→ **Exercise directions**
Show all lines holding the string "this".

→ **Supplied material**
------------------------------------------------------------------------

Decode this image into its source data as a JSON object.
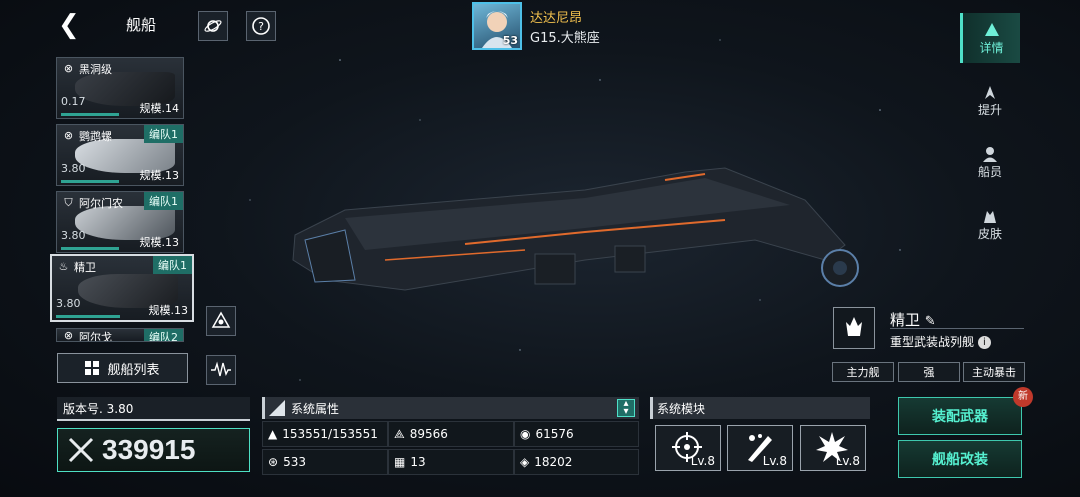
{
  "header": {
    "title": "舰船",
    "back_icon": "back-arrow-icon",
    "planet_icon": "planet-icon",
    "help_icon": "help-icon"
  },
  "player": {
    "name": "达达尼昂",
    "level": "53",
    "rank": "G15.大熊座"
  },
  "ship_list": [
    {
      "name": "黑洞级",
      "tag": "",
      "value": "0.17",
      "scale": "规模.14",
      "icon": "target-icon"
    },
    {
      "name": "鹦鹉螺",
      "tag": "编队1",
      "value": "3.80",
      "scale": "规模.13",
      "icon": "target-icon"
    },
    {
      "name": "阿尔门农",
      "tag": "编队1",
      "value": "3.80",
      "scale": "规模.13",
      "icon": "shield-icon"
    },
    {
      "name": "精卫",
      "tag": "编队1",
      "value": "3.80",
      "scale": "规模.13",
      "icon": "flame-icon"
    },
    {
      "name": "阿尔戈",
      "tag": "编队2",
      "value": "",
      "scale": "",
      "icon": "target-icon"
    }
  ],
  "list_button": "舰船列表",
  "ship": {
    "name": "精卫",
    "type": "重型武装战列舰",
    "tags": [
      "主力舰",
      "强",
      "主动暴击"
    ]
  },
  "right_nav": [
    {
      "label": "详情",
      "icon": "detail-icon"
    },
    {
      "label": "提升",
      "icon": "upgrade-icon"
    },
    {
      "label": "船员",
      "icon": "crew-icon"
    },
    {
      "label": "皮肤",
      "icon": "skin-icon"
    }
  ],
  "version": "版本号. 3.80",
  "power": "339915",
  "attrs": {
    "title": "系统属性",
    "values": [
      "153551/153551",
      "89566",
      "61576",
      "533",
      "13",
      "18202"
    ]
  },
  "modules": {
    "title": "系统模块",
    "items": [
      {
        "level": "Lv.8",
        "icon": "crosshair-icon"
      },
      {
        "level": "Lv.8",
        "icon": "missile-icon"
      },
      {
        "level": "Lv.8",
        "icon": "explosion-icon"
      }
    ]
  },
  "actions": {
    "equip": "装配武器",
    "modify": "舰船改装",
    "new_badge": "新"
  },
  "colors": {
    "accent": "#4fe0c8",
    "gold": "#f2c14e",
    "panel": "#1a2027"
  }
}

------------------------------------------------------------------------

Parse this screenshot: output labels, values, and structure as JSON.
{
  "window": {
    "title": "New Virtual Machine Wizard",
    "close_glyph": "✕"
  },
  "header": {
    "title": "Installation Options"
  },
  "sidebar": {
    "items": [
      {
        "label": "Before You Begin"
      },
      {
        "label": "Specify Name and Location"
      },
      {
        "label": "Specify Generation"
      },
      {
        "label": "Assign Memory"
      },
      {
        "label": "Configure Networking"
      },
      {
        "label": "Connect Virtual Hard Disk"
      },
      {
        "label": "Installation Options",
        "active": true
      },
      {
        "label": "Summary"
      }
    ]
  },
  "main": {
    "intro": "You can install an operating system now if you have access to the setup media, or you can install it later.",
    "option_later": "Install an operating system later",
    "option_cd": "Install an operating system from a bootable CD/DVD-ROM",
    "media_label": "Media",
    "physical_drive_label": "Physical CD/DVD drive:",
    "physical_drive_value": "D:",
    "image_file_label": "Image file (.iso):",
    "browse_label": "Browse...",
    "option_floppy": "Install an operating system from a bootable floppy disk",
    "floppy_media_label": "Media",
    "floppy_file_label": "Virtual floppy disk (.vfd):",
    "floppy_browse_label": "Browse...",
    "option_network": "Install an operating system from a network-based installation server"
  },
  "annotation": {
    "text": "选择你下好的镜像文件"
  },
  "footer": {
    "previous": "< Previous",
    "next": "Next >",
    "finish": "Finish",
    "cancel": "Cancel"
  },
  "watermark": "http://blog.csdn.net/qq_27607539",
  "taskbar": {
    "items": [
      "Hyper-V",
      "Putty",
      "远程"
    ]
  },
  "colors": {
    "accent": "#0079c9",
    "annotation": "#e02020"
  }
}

------------------------------------------------------------------------

→ **Completed task**
Decode this image into its source data as a JSON object.
Parse this screenshot: output labels, values, and structure as JSON.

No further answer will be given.